» Goal of the exercise
Give the listing again in full, exactly as written.

◆ ◆ ◆ ◆

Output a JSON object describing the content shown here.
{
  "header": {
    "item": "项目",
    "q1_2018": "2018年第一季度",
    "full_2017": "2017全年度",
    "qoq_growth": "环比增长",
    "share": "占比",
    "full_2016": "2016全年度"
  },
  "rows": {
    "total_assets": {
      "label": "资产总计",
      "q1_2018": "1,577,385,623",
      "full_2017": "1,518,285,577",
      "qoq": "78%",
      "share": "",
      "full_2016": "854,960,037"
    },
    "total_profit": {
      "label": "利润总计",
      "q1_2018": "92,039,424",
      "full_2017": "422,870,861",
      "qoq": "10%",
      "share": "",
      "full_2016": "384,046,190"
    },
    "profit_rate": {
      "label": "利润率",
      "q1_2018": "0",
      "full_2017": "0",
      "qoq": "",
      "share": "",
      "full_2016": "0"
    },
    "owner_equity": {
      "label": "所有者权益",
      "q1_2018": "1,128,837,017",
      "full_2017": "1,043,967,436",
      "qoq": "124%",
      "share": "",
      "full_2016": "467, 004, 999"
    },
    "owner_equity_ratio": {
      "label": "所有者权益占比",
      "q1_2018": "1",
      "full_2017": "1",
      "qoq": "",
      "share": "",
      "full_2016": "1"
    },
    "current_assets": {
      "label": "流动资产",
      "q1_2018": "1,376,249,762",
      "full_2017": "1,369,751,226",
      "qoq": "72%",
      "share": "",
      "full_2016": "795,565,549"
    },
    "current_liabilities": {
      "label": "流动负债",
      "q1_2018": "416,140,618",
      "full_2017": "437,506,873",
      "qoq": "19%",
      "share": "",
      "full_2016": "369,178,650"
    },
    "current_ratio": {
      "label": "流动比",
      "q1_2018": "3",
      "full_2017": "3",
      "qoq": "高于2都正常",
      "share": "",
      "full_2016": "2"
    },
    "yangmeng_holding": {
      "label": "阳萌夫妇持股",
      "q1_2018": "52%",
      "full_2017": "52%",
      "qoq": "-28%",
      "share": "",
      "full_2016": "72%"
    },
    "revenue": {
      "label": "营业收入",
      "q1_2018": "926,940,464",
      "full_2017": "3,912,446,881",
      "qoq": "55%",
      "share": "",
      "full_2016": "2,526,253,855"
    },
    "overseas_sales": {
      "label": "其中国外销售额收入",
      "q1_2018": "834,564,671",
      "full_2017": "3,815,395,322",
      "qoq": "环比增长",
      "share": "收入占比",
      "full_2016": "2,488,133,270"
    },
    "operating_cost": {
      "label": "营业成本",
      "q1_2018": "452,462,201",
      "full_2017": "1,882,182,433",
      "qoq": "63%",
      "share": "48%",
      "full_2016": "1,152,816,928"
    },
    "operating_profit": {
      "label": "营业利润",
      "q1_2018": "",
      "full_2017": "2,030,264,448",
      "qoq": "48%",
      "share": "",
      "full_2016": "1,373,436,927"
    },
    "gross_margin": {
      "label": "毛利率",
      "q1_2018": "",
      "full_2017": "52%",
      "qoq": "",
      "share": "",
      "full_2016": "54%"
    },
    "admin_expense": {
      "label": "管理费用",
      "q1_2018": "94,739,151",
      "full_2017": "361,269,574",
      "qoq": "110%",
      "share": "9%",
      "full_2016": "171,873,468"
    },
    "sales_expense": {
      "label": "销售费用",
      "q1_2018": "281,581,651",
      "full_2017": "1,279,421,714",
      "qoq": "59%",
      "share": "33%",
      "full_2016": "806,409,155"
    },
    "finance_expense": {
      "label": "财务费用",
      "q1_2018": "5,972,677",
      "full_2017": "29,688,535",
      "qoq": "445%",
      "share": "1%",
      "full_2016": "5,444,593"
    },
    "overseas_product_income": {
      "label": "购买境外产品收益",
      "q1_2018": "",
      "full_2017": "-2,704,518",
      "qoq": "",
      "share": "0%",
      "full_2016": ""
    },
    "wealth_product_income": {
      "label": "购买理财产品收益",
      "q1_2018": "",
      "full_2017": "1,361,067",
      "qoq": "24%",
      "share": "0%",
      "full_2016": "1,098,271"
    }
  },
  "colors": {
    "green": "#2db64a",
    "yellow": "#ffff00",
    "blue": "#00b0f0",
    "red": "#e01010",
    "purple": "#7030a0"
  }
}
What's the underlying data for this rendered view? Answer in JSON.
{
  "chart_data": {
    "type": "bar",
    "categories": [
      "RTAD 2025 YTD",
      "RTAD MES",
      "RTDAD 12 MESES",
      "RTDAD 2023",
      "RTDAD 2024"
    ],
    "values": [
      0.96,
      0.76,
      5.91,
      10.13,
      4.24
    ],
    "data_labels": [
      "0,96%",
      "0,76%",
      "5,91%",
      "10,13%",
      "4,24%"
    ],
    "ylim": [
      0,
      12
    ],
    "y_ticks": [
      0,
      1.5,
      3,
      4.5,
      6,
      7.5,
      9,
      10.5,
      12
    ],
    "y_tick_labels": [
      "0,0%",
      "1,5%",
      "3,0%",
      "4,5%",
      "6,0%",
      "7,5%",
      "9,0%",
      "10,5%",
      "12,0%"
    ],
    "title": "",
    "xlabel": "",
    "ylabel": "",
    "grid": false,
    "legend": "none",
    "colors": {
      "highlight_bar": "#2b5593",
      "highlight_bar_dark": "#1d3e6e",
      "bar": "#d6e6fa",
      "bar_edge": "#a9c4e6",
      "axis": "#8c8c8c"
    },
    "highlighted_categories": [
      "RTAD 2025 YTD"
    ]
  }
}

◆ ◆ ◆ ◆

» Reply to the exercise
Output a JSON object describing the content shown here.
{
  "header": {
    "item": "项目",
    "q1_2018": "2018年第一季度",
    "full_2017": "2017全年度",
    "qoq_growth": "环比增长",
    "share": "占比",
    "full_2016": "2016全年度"
  },
  "rows": {
    "total_assets": {
      "label": "资产总计",
      "q1_2018": "1,577,385,623",
      "full_2017": "1,518,285,577",
      "qoq": "78%",
      "share": "",
      "full_2016": "854,960,037"
    },
    "total_profit": {
      "label": "利润总计",
      "q1_2018": "92,039,424",
      "full_2017": "422,870,861",
      "qoq": "10%",
      "share": "",
      "full_2016": "384,046,190"
    },
    "profit_rate": {
      "label": "利润率",
      "q1_2018": "0",
      "full_2017": "0",
      "qoq": "",
      "share": "",
      "full_2016": "0"
    },
    "owner_equity": {
      "label": "所有者权益",
      "q1_2018": "1,128,837,017",
      "full_2017": "1,043,967,436",
      "qoq": "124%",
      "share": "",
      "full_2016": "467, 004, 999"
    },
    "owner_equity_ratio": {
      "label": "所有者权益占比",
      "q1_2018": "1",
      "full_2017": "1",
      "qoq": "",
      "share": "",
      "full_2016": "1"
    },
    "current_assets": {
      "label": "流动资产",
      "q1_2018": "1,376,249,762",
      "full_2017": "1,369,751,226",
      "qoq": "72%",
      "share": "",
      "full_2016": "795,565,549"
    },
    "current_liabilities": {
      "label": "流动负债",
      "q1_2018": "416,140,618",
      "full_2017": "437,506,873",
      "qoq": "19%",
      "share": "",
      "full_2016": "369,178,650"
    },
    "current_ratio": {
      "label": "流动比",
      "q1_2018": "3",
      "full_2017": "3",
      "qoq": "高于2都正常",
      "share": "",
      "full_2016": "2"
    },
    "yangmeng_holding": {
      "label": "阳萌夫妇持股",
      "q1_2018": "52%",
      "full_2017": "52%",
      "qoq": "-28%",
      "share": "",
      "full_2016": "72%"
    },
    "revenue": {
      "label": "营业收入",
      "q1_2018": "926,940,464",
      "full_2017": "3,912,446,881",
      "qoq": "55%",
      "share": "",
      "full_2016": "2,526,253,855"
    },
    "overseas_sales": {
      "label": "其中国外销售额收入",
      "q1_2018": "834,564,671",
      "full_2017": "3,815,395,322",
      "qoq": "环比增长",
      "share": "收入占比",
      "full_2016": "2,488,133,270"
    },
    "operating_cost": {
      "label": "营业成本",
      "q1_2018": "452,462,201",
      "full_2017": "1,882,182,433",
      "qoq": "63%",
      "share": "48%",
      "full_2016": "1,152,816,928"
    },
    "operating_profit": {
      "label": "营业利润",
      "q1_2018": "",
      "full_2017": "2,030,264,448",
      "qoq": "48%",
      "share": "",
      "full_2016": "1,373,436,927"
    },
    "gross_margin": {
      "label": "毛利率",
      "q1_2018": "",
      "full_2017": "52%",
      "qoq": "",
      "share": "",
      "full_2016": "54%"
    },
    "admin_expense": {
      "label": "管理费用",
      "q1_2018": "94,739,151",
      "full_2017": "361,269,574",
      "qoq": "110%",
      "share": "9%",
      "full_2016": "171,873,468"
    },
    "sales_expense": {
      "label": "销售费用",
      "q1_2018": "281,581,651",
      "full_2017": "1,279,421,714",
      "qoq": "59%",
      "share": "33%",
      "full_2016": "806,409,155"
    },
    "finance_expense": {
      "label": "财务费用",
      "q1_2018": "5,972,677",
      "full_2017": "29,688,535",
      "qoq": "445%",
      "share": "1%",
      "full_2016": "5,444,593"
    },
    "overseas_product_income": {
      "label": "购买境外产品收益",
      "q1_2018": "",
      "full_2017": "-2,704,518",
      "qoq": "",
      "share": "0%",
      "full_2016": ""
    },
    "wealth_product_income": {
      "label": "购买理财产品收益",
      "q1_2018": "",
      "full_2017": "1,361,067",
      "qoq": "24%",
      "share": "0%",
      "full_2016": "1,098,271"
    }
  },
  "colors": {
    "green": "#2db64a",
    "yellow": "#ffff00",
    "blue": "#00b0f0",
    "red": "#e01010",
    "purple": "#7030a0"
  }
}
What's the underlying data for this rendered view? Answer in JSON.
{
  "chart_data": {
    "type": "bar",
    "categories": [
      "RTAD 2025 YTD",
      "RTAD MES",
      "RTDAD 12 MESES",
      "RTDAD 2023",
      "RTDAD 2024"
    ],
    "values": [
      0.96,
      0.76,
      5.91,
      10.13,
      4.24
    ],
    "data_labels": [
      "0,96%",
      "0,76%",
      "5,91%",
      "10,13%",
      "4,24%"
    ],
    "ylim": [
      0,
      12
    ],
    "y_ticks": [
      0,
      1.5,
      3,
      4.5,
      6,
      7.5,
      9,
      10.5,
      12
    ],
    "y_tick_labels": [
      "0,0%",
      "1,5%",
      "3,0%",
      "4,5%",
      "6,0%",
      "7,5%",
      "9,0%",
      "10,5%",
      "12,0%"
    ],
    "title": "",
    "xlabel": "",
    "ylabel": "",
    "grid": false,
    "legend": "none",
    "colors": {
      "highlight_bar": "#2b5593",
      "highlight_bar_dark": "#1d3e6e",
      "bar": "#d6e6fa",
      "bar_edge": "#a9c4e6",
      "axis": "#8c8c8c"
    },
    "highlighted_categories": [
      "RTAD 2025 YTD"
    ]
  }
}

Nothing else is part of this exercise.